**Written request:**
Go through the records and show each line where the word "title" occurs.
-- BEGIN Exercise material --
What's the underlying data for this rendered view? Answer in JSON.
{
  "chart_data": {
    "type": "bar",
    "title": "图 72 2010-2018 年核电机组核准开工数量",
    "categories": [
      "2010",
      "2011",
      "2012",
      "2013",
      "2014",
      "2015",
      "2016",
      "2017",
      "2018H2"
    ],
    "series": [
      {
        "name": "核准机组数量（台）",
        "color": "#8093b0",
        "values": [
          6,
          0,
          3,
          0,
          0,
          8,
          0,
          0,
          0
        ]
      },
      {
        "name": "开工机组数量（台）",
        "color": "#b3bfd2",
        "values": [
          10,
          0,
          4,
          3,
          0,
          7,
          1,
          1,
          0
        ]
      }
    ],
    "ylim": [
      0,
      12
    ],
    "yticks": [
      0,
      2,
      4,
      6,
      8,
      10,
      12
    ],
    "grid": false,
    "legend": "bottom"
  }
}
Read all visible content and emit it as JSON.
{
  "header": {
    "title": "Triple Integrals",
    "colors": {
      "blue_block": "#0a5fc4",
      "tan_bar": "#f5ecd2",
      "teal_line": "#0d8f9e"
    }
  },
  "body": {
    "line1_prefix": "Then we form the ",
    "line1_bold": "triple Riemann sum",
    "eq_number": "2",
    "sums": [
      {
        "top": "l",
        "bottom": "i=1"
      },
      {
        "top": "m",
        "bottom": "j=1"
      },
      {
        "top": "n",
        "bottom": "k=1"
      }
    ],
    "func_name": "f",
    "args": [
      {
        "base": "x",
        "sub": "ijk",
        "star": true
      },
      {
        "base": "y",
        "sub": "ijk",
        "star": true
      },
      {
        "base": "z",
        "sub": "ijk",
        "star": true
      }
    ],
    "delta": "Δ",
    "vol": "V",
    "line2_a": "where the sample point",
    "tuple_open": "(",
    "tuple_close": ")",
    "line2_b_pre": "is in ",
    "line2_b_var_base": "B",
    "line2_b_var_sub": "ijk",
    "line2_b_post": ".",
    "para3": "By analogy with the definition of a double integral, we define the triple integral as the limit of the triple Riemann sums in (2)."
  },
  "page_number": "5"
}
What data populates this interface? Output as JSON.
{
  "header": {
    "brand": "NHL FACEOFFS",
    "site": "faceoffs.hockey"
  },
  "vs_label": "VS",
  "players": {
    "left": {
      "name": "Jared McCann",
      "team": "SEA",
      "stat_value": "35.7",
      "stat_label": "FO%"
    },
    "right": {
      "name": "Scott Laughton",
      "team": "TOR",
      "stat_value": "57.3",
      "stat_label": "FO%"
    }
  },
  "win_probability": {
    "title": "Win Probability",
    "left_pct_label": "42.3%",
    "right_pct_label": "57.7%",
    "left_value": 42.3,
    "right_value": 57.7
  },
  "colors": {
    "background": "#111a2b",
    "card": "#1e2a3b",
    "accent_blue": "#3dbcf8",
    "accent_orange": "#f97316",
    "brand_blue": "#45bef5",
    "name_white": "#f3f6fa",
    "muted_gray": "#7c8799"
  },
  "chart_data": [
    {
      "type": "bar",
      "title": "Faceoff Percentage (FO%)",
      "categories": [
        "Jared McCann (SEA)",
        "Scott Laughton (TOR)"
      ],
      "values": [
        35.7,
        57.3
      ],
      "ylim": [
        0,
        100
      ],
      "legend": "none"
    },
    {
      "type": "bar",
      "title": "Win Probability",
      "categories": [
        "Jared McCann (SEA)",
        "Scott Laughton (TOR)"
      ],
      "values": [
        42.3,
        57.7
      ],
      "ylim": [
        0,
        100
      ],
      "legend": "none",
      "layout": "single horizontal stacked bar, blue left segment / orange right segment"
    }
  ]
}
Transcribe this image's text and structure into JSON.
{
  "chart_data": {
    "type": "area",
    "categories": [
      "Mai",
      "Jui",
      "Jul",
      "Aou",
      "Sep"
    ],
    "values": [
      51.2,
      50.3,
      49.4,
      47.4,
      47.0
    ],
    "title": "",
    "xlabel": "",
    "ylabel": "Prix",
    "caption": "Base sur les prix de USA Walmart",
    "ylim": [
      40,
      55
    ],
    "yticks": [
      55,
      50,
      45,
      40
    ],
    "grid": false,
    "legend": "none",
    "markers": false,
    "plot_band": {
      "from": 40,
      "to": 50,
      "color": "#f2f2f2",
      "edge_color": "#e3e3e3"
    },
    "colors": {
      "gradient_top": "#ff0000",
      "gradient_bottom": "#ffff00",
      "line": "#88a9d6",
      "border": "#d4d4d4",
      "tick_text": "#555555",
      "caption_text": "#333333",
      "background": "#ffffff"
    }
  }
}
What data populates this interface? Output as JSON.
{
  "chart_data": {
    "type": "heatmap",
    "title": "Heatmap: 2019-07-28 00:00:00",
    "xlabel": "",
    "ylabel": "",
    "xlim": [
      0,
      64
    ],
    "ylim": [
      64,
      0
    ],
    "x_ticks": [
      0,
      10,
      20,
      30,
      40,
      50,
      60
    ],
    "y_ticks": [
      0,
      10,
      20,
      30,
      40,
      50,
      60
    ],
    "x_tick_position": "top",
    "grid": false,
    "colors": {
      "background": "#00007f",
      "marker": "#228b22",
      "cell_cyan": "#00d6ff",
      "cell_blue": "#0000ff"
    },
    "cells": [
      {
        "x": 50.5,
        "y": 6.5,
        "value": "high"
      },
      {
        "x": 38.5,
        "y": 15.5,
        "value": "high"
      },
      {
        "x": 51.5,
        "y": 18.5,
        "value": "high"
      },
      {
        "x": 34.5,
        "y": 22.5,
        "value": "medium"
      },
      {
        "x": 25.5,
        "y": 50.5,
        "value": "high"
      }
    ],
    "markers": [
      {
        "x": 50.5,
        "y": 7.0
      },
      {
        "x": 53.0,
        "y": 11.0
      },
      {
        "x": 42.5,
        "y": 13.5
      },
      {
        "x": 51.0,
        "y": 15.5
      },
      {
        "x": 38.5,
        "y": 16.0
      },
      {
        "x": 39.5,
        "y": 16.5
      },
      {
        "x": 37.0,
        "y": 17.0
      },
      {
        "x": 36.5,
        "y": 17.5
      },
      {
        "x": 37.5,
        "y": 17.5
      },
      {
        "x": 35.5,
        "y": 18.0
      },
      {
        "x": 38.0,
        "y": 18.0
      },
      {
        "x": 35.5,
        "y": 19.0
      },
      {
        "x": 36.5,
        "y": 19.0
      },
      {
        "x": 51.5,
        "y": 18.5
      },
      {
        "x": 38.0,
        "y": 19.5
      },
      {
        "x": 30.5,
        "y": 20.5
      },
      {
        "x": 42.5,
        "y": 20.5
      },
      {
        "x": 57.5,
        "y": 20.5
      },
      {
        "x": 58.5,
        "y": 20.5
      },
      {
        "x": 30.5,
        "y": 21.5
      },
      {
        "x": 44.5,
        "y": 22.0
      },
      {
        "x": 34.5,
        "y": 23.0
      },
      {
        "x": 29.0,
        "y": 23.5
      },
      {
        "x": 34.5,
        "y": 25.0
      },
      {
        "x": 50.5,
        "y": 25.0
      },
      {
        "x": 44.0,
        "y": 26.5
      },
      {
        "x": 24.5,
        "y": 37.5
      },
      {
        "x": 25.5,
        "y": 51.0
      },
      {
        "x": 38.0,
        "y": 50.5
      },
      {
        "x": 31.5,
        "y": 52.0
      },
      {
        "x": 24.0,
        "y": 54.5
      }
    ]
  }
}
-- END Exercise material --
**In response:**
    "title": "图 72 2010-2018 年核电机组核准开工数量",
    "title": "Triple Integrals",
    "title": "Win Probability",
      "title": "Faceoff Percentage (FO%)",
      "title": "Win Probability",
    "title": "",
    "title": "Heatmap: 2019-07-28 00:00:00",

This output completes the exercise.